* **WHAT YOU HAVE TO DO**
For each line below that contains the string "document", copy that line.

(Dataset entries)
╭──

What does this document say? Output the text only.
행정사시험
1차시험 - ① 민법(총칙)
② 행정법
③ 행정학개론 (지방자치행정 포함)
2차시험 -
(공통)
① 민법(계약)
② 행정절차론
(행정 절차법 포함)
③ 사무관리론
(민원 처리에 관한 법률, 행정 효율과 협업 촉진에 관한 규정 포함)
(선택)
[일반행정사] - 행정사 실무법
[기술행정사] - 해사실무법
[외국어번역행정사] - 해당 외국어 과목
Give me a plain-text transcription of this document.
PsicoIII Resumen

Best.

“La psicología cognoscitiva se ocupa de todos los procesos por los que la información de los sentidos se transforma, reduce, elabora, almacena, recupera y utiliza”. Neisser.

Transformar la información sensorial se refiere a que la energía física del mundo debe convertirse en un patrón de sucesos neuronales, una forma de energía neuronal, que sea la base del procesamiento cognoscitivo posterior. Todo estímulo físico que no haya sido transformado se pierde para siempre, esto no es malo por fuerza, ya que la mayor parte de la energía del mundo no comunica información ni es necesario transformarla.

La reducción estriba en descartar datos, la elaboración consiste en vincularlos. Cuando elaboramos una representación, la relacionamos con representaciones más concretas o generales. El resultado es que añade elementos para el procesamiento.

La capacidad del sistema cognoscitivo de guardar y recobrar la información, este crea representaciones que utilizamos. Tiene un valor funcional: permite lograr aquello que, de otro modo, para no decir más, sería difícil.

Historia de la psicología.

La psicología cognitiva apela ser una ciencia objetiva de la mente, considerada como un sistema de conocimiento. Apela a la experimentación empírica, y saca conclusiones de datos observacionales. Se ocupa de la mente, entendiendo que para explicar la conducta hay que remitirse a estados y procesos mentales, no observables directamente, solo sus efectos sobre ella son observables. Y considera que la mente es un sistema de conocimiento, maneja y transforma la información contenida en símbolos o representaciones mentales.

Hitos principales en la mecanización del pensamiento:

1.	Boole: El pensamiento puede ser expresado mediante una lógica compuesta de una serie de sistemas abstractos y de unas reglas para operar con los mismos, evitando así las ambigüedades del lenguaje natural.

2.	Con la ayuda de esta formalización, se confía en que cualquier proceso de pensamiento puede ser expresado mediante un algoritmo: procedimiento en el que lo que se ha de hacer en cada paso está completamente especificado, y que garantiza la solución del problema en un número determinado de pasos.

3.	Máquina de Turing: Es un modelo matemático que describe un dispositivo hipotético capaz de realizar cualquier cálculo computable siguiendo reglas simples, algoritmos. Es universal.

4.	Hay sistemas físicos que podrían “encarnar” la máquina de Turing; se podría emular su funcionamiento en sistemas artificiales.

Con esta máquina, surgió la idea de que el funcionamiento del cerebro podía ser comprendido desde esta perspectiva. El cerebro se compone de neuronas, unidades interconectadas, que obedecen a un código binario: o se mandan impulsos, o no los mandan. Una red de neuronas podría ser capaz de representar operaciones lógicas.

╰──

* **ANSWER**
What does this document say? Output the text only.
Give me a plain-text transcription of this document.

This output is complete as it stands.